To do »
Write out each entry again. Keep every word exactly as it is.

# # #

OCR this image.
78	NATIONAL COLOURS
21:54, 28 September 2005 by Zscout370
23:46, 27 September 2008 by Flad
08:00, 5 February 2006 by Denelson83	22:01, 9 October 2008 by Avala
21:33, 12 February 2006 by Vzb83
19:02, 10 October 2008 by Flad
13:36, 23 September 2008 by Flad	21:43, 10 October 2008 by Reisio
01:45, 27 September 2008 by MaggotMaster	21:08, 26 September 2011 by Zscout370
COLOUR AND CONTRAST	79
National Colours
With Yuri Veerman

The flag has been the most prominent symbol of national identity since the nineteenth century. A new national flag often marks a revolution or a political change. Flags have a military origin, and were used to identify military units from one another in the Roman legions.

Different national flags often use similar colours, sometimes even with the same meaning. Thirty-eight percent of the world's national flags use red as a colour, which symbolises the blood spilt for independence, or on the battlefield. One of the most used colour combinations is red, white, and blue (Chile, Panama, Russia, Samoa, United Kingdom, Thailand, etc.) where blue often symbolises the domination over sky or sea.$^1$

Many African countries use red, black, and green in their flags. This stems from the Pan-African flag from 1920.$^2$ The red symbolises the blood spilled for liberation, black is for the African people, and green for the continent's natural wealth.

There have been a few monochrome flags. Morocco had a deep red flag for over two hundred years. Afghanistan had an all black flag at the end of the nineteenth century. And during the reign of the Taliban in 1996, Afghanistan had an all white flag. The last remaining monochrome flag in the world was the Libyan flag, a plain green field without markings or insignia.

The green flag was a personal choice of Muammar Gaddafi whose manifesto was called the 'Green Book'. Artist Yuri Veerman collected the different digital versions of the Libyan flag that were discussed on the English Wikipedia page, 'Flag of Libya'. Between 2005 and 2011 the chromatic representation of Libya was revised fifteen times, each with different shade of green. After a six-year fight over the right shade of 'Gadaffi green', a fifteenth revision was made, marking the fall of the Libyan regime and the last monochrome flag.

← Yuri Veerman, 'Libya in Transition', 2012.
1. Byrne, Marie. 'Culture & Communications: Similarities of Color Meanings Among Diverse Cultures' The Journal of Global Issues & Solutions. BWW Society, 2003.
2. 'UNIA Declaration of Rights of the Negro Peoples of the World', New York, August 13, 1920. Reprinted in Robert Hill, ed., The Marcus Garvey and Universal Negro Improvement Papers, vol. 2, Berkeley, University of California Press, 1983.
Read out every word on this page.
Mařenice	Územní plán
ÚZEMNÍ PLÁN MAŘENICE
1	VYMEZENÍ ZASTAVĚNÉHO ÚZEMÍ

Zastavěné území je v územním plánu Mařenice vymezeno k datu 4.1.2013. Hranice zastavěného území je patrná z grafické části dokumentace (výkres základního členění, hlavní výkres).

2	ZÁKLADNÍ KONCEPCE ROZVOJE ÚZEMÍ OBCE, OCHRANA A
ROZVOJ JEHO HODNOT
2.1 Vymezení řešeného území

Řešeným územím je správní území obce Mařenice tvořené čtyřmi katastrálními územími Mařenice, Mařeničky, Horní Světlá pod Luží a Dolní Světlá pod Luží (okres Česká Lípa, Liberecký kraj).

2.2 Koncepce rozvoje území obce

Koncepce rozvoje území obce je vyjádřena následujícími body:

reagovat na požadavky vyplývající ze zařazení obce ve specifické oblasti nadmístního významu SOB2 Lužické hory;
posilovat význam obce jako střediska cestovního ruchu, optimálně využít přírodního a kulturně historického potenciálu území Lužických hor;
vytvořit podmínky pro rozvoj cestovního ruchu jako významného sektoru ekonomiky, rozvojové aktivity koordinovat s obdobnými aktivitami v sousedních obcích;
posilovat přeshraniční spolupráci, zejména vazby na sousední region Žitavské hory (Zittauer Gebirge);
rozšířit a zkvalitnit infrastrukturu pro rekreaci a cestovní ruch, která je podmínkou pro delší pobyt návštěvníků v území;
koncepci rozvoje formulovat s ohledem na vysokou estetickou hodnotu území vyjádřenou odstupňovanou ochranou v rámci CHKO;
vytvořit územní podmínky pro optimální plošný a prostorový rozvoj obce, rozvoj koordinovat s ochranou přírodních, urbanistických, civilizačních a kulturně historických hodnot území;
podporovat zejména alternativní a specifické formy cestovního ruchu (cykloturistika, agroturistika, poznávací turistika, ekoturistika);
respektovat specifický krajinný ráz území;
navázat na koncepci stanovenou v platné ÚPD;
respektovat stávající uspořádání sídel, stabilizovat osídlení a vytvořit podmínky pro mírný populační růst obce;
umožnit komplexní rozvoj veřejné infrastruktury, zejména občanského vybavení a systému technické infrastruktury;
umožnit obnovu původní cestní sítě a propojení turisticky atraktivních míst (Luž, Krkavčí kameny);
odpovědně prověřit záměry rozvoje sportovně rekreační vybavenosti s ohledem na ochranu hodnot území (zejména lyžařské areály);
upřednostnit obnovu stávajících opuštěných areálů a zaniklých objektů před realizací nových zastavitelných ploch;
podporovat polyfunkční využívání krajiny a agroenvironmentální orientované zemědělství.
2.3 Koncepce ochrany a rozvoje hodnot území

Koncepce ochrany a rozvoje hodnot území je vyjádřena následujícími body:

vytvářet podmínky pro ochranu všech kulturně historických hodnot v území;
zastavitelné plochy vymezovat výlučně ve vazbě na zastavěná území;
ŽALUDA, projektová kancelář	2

# # #

Answer to the task »
OCR this image.
78	NATIONAL COLOURS
21:54, 28 September 2005 by Zscout370
23:46, 27 September 2008 by Flad
08:00, 5 February 2006 by Denelson83	22:01, 9 October 2008 by Avala
21:33, 12 February 2006 by Vzb83
19:02, 10 October 2008 by Flad
13:36, 23 September 2008 by Flad	21:43, 10 October 2008 by Reisio
01:45, 27 September 2008 by MaggotMaster	21:08, 26 September 2011 by Zscout370
COLOUR AND CONTRAST	79
National Colours
With Yuri Veerman

The flag has been the most prominent symbol of national identity since the nineteenth century. A new national flag often marks a revolution or a political change. Flags have a military origin, and were used to identify military units from one another in the Roman legions.

Different national flags often use similar colours, sometimes even with the same meaning. Thirty-eight percent of the world's national flags use red as a colour, which symbolises the blood spilt for independence, or on the battlefield. One of the most used colour combinations is red, white, and blue (Chile, Panama, Russia, Samoa, United Kingdom, Thailand, etc.) where blue often symbolises the domination over sky or sea.$^1$

Many African countries use red, black, and green in their flags. This stems from the Pan-African flag from 1920.$^2$ The red symbolises the blood spilled for liberation, black is for the African people, and green for the continent's natural wealth.

There have been a few monochrome flags. Morocco had a deep red flag for over two hundred years. Afghanistan had an all black flag at the end of the nineteenth century. And during the reign of the Taliban in 1996, Afghanistan had an all white flag. The last remaining monochrome flag in the world was the Libyan flag, a plain green field without markings or insignia.

The green flag was a personal choice of Muammar Gaddafi whose manifesto was called the 'Green Book'. Artist Yuri Veerman collected the different digital versions of the Libyan flag that were discussed on the English Wikipedia page, 'Flag of Libya'. Between 2005 and 2011 the chromatic representation of Libya was revised fifteen times, each with different shade of green. After a six-year fight over the right shade of 'Gadaffi green', a fifteenth revision was made, marking the fall of the Libyan regime and the last monochrome flag.

← Yuri Veerman, 'Libya in Transition', 2012.
1. Byrne, Marie. 'Culture & Communications: Similarities of Color Meanings Among Diverse Cultures' The Journal of Global Issues & Solutions. BWW Society, 2003.
2. 'UNIA Declaration of Rights of the Negro Peoples of the World', New York, August 13, 1920. Reprinted in Robert Hill, ed., The Marcus Garvey and Universal Negro Improvement Papers, vol. 2, Berkeley, University of California Press, 1983.
Read out every word on this page.
Mařenice	Územní plán
ÚZEMNÍ PLÁN MAŘENICE
1	VYMEZENÍ ZASTAVĚNÉHO ÚZEMÍ

Zastavěné území je v územním plánu Mařenice vymezeno k datu 4.1.2013. Hranice zastavěného území je patrná z grafické části dokumentace (výkres základního členění, hlavní výkres).

2	ZÁKLADNÍ KONCEPCE ROZVOJE ÚZEMÍ OBCE, OCHRANA A
ROZVOJ JEHO HODNOT
2.1 Vymezení řešeného území

Řešeným územím je správní území obce Mařenice tvořené čtyřmi katastrálními územími Mařenice, Mařeničky, Horní Světlá pod Luží a Dolní Světlá pod Luží (okres Česká Lípa, Liberecký kraj).

2.2 Koncepce rozvoje území obce

Koncepce rozvoje území obce je vyjádřena následujícími body:

reagovat na požadavky vyplývající ze zařazení obce ve specifické oblasti nadmístního významu SOB2 Lužické hory;
posilovat význam obce jako střediska cestovního ruchu, optimálně využít přírodního a kulturně historického potenciálu území Lužických hor;
vytvořit podmínky pro rozvoj cestovního ruchu jako významného sektoru ekonomiky, rozvojové aktivity koordinovat s obdobnými aktivitami v sousedních obcích;
posilovat přeshraniční spolupráci, zejména vazby na sousední region Žitavské hory (Zittauer Gebirge);
rozšířit a zkvalitnit infrastrukturu pro rekreaci a cestovní ruch, která je podmínkou pro delší pobyt návštěvníků v území;
koncepci rozvoje formulovat s ohledem na vysokou estetickou hodnotu území vyjádřenou odstupňovanou ochranou v rámci CHKO;
vytvořit územní podmínky pro optimální plošný a prostorový rozvoj obce, rozvoj koordinovat s ochranou přírodních, urbanistických, civilizačních a kulturně historických hodnot území;
podporovat zejména alternativní a specifické formy cestovního ruchu (cykloturistika, agroturistika, poznávací turistika, ekoturistika);
respektovat specifický krajinný ráz území;
navázat na koncepci stanovenou v platné ÚPD;
respektovat stávající uspořádání sídel, stabilizovat osídlení a vytvořit podmínky pro mírný populační růst obce;
umožnit komplexní rozvoj veřejné infrastruktury, zejména občanského vybavení a systému technické infrastruktury;
umožnit obnovu původní cestní sítě a propojení turisticky atraktivních míst (Luž, Krkavčí kameny);
odpovědně prověřit záměry rozvoje sportovně rekreační vybavenosti s ohledem na ochranu hodnot území (zejména lyžařské areály);
upřednostnit obnovu stávajících opuštěných areálů a zaniklých objektů před realizací nových zastavitelných ploch;
podporovat polyfunkční využívání krajiny a agroenvironmentální orientované zemědělství.
2.3 Koncepce ochrany a rozvoje hodnot území

Koncepce ochrany a rozvoje hodnot území je vyjádřena následujícími body:

vytvářet podmínky pro ochranu všech kulturně historických hodnot v území;
zastavitelné plochy vymezovat výlučně ve vazbě na zastavěná území;
ŽALUDA, projektová kancelář	2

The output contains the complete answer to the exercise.